> **RECORDED INFORMATION**:
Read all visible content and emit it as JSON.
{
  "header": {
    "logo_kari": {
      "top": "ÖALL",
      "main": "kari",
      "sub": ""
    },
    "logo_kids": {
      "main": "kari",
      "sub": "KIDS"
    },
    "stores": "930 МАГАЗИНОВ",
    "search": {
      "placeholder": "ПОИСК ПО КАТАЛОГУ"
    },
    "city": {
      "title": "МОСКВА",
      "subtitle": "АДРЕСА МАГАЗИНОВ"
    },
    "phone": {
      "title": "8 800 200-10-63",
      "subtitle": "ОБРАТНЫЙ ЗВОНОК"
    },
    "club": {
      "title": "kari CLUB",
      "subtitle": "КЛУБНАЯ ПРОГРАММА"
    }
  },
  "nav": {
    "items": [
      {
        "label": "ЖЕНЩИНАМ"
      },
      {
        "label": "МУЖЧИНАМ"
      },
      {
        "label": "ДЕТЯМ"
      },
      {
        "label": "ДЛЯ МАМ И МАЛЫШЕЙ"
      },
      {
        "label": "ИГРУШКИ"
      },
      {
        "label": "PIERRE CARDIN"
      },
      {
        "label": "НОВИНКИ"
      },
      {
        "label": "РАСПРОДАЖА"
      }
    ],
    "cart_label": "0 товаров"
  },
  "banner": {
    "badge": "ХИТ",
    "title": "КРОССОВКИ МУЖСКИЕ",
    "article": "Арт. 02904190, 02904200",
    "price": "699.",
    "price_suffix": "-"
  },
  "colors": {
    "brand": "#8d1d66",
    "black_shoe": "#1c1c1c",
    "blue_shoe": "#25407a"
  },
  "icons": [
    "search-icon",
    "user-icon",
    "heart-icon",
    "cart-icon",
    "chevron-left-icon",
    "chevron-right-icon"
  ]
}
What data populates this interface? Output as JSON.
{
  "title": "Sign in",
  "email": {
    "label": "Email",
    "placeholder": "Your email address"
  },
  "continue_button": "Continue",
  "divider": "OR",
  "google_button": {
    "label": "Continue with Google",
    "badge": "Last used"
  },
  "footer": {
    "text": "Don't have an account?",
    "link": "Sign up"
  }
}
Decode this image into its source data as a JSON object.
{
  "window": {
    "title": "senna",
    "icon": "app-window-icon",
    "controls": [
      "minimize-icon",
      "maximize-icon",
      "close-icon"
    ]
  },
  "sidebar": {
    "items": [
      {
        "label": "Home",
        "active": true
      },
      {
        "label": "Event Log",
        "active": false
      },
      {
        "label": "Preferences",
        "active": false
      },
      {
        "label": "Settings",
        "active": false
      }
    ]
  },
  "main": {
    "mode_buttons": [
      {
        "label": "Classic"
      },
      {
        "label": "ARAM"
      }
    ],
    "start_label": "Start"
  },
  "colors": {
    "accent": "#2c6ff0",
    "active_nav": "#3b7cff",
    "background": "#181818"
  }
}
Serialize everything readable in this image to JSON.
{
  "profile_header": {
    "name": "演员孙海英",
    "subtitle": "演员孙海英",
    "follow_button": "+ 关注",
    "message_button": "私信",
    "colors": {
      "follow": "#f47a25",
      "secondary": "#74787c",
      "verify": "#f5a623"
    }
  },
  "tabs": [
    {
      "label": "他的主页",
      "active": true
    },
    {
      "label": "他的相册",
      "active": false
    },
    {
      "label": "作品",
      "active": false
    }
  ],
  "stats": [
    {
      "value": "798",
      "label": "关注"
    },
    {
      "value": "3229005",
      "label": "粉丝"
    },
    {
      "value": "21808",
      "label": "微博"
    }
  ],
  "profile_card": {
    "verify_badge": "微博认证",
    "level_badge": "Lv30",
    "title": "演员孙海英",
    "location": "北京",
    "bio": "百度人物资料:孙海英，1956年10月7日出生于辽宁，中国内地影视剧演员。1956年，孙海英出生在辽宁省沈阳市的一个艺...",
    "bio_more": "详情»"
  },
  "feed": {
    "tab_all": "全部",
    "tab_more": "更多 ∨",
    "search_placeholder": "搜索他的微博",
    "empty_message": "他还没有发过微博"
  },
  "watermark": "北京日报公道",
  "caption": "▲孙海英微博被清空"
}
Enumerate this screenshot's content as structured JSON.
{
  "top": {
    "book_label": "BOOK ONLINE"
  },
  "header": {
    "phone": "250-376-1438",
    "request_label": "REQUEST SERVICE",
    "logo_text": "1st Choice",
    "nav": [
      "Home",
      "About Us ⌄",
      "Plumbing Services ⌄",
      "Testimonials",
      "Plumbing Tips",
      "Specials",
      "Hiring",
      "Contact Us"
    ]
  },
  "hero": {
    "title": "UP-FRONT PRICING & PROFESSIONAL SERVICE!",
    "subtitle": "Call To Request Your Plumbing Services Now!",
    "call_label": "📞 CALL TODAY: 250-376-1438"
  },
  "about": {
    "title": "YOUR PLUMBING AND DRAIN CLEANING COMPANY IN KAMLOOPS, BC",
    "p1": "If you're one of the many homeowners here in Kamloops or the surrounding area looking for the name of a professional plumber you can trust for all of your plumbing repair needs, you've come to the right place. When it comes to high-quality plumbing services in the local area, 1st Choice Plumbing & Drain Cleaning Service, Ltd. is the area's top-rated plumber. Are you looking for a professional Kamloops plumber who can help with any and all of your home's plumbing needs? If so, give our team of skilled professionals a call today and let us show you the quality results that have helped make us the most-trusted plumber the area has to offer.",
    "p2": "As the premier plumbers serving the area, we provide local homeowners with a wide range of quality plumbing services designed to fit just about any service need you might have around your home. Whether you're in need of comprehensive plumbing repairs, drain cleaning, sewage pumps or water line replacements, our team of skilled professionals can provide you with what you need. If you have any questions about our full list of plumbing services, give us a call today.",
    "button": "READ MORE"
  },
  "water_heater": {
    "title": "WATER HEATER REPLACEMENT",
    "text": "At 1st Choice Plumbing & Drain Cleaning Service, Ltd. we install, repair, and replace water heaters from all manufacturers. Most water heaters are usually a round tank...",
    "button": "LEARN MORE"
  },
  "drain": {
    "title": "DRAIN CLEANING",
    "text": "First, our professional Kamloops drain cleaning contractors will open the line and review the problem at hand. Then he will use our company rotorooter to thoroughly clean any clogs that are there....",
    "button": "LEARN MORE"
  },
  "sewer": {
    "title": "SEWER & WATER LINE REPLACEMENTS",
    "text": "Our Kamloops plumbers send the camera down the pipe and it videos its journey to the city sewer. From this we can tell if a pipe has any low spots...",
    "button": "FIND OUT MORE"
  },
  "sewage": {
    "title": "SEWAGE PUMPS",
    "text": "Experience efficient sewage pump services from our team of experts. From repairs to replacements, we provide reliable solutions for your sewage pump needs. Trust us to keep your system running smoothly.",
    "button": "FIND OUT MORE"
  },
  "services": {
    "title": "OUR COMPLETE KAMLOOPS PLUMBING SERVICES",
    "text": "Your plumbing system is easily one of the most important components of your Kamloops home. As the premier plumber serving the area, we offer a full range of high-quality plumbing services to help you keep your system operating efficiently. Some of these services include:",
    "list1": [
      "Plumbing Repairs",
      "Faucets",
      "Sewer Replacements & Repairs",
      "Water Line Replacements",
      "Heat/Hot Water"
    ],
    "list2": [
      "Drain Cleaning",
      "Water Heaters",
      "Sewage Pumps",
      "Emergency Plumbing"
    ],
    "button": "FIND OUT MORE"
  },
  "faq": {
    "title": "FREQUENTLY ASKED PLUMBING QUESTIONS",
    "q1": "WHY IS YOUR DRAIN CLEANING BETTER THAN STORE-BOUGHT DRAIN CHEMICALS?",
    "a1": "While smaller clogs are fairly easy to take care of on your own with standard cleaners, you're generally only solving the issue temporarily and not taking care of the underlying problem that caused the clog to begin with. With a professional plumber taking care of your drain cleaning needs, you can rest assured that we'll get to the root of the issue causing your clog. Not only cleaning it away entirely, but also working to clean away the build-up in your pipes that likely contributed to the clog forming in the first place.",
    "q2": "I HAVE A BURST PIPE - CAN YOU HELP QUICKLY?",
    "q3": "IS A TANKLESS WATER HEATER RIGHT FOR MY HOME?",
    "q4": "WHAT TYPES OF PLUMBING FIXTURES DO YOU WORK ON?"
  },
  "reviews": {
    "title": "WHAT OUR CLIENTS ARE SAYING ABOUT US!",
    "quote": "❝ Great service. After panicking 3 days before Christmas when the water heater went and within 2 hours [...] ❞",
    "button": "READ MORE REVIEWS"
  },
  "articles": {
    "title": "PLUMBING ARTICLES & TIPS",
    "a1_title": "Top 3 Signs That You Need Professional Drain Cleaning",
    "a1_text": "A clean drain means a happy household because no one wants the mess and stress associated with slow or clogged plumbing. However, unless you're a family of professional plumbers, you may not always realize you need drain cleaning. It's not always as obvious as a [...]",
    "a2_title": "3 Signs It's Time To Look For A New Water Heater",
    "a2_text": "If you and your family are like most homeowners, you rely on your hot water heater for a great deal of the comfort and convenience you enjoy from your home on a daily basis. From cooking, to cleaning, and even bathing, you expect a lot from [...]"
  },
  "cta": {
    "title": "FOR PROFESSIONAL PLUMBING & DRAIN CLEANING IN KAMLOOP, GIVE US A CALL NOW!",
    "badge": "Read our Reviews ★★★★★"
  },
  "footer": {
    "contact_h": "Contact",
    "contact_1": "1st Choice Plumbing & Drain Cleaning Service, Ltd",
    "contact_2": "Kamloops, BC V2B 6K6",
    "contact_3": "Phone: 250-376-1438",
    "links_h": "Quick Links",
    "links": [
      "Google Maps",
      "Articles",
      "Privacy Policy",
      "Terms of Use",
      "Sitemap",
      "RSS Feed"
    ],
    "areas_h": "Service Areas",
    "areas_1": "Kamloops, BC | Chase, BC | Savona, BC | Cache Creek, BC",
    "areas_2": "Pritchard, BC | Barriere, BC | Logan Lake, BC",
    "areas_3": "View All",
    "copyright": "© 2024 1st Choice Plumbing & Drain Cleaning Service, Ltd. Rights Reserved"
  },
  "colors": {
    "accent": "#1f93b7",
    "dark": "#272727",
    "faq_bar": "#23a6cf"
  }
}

> **WORK REQUIRED**:
Among the entries above, how many lines include the word "data"? Reply with the number only.

> **WRITTEN SOLUTION**:
2